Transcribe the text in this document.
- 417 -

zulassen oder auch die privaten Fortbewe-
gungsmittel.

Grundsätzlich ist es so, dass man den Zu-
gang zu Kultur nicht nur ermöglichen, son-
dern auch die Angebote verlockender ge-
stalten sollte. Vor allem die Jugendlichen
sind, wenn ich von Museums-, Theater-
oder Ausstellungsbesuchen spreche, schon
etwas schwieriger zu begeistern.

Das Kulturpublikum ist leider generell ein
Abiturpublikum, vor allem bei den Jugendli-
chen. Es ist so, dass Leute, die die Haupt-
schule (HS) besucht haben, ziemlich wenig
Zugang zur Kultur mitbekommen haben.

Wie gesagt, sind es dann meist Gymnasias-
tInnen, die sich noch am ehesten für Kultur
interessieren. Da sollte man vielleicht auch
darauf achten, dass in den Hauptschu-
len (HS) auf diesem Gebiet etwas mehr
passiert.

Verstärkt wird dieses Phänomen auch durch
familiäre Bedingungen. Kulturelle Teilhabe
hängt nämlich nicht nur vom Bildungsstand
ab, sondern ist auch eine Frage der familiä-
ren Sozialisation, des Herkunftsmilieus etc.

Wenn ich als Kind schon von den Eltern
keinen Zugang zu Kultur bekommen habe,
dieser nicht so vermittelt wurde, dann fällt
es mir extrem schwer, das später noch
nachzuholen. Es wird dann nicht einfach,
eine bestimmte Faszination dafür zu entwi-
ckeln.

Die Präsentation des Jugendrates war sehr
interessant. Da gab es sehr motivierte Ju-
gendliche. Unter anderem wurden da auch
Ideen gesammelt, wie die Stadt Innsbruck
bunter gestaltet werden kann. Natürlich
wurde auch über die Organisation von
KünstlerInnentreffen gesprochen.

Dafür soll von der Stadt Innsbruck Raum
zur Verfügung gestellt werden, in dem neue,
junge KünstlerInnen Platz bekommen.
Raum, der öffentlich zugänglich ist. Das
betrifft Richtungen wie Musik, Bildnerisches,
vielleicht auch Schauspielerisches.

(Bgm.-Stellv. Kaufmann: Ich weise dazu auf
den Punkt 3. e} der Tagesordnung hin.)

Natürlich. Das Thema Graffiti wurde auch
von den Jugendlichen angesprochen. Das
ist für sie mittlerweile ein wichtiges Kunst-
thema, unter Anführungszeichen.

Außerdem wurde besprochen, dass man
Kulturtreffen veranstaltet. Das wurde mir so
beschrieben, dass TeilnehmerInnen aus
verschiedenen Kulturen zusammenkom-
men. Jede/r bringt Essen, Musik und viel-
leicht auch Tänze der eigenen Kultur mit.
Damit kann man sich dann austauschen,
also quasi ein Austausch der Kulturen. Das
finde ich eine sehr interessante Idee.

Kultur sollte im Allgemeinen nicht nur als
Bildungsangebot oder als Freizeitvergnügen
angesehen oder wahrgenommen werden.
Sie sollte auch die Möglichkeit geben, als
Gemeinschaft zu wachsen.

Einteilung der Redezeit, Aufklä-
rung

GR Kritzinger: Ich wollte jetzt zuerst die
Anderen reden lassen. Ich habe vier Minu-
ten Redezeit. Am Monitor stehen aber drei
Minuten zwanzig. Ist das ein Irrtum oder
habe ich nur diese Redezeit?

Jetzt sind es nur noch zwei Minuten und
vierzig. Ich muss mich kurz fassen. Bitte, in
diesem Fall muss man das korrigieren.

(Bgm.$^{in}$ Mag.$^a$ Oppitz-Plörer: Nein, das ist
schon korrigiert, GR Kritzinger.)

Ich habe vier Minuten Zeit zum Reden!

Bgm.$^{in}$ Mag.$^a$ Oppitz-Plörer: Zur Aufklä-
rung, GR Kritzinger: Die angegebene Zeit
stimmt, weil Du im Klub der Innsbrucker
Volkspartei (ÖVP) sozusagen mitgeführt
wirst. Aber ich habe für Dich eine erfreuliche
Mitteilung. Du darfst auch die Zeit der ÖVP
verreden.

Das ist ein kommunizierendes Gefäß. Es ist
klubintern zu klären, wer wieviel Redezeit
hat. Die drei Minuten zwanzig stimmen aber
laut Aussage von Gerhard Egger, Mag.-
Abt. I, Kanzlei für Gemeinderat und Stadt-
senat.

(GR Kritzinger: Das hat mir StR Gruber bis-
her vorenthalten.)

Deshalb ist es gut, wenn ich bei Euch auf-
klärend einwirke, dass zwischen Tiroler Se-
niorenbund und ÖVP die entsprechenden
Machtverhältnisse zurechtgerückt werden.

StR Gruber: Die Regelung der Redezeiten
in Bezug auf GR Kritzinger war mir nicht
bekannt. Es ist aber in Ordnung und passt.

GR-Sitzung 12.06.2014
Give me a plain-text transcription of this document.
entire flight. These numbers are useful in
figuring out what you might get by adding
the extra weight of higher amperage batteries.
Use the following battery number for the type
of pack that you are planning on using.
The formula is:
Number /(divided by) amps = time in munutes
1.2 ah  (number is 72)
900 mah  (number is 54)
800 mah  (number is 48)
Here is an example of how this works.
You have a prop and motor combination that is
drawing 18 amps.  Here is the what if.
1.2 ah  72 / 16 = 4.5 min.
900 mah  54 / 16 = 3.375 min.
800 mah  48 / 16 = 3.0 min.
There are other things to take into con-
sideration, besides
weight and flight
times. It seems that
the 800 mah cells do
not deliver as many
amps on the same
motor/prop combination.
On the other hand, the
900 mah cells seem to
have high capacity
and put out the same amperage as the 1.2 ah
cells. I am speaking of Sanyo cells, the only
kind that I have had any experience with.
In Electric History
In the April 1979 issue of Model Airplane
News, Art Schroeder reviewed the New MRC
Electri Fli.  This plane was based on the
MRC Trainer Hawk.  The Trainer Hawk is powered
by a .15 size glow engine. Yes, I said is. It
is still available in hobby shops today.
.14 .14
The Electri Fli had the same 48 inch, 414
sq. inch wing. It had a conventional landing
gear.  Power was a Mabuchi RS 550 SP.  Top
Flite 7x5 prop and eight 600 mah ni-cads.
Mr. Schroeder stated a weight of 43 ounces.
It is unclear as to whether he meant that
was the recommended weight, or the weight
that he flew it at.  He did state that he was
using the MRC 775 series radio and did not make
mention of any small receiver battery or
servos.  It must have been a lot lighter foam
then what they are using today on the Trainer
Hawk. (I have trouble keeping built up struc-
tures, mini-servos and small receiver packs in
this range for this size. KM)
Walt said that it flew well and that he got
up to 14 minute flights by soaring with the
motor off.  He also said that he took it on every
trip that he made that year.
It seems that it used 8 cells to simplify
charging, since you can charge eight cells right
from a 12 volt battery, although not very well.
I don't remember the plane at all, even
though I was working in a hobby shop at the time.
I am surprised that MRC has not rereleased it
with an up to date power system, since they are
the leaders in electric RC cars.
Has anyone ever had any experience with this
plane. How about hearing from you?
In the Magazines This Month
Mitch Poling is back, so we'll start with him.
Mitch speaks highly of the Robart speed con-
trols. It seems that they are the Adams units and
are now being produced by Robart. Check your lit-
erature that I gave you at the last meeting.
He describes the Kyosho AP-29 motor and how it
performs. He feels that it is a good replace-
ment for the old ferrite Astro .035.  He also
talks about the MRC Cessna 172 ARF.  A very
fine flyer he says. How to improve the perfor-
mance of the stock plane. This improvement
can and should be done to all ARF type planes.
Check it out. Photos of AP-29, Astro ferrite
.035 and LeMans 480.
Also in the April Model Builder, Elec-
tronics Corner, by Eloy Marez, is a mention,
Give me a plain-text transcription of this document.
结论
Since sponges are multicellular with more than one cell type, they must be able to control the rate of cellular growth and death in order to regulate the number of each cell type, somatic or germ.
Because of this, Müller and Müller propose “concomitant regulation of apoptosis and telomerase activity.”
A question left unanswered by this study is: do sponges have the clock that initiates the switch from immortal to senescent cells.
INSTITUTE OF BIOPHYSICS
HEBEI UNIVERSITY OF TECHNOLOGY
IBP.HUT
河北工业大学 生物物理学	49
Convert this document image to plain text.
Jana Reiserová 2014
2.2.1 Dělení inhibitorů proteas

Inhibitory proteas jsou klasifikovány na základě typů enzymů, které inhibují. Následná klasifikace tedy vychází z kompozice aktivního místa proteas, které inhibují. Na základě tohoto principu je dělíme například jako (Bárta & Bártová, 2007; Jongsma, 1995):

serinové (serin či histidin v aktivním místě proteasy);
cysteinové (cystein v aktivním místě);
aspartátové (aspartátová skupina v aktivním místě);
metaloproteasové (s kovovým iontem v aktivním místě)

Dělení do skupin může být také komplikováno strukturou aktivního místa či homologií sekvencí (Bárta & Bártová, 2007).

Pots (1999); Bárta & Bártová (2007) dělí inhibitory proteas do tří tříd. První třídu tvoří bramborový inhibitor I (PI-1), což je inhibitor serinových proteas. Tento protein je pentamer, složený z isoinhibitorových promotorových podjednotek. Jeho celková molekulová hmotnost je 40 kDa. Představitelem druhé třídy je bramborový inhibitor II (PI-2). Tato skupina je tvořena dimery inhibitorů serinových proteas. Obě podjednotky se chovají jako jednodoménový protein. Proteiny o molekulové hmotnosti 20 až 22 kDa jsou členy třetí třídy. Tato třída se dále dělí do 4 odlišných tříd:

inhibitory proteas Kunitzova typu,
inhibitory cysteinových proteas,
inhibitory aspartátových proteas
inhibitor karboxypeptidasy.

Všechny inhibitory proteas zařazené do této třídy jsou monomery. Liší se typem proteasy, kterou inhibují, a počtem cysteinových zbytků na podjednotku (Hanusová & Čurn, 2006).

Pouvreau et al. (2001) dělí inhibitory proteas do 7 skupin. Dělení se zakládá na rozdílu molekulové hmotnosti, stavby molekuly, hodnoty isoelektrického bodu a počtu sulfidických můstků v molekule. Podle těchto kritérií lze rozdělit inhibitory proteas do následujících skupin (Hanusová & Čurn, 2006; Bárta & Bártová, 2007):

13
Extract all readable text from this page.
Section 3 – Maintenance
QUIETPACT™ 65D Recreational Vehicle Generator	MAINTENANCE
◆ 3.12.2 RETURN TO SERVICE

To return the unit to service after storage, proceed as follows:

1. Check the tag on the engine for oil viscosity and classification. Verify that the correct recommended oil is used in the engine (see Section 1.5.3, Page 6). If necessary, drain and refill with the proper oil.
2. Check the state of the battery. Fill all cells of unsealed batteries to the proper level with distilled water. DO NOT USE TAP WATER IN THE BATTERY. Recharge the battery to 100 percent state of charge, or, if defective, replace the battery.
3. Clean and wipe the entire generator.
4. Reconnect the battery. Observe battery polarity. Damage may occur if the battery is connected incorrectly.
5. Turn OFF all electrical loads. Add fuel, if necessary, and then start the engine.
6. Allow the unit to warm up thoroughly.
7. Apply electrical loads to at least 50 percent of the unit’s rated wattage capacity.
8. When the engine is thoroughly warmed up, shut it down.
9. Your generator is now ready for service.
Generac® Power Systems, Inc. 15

━━━━

#### What you are asked to do
The lines from the one containing "Extract all readable text from this page." through the end of the data are to be copied exactly, the first and last of them included.

#### Output for this task
Extract all readable text from this page.
Section 3 – Maintenance
QUIETPACT™ 65D Recreational Vehicle Generator	MAINTENANCE
◆ 3.12.2 RETURN TO SERVICE

To return the unit to service after storage, proceed as follows:

1. Check the tag on the engine for oil viscosity and classification. Verify that the correct recommended oil is used in the engine (see Section 1.5.3, Page 6). If necessary, drain and refill with the proper oil.
2. Check the state of the battery. Fill all cells of unsealed batteries to the proper level with distilled water. DO NOT USE TAP WATER IN THE BATTERY. Recharge the battery to 100 percent state of charge, or, if defective, replace the battery.
3. Clean and wipe the entire generator.
4. Reconnect the battery. Observe battery polarity. Damage may occur if the battery is connected incorrectly.
5. Turn OFF all electrical loads. Add fuel, if necessary, and then start the engine.
6. Allow the unit to warm up thoroughly.
7. Apply electrical loads to at least 50 percent of the unit’s rated wattage capacity.
8. When the engine is thoroughly warmed up, shut it down.
9. Your generator is now ready for service.
Generac® Power Systems, Inc. 15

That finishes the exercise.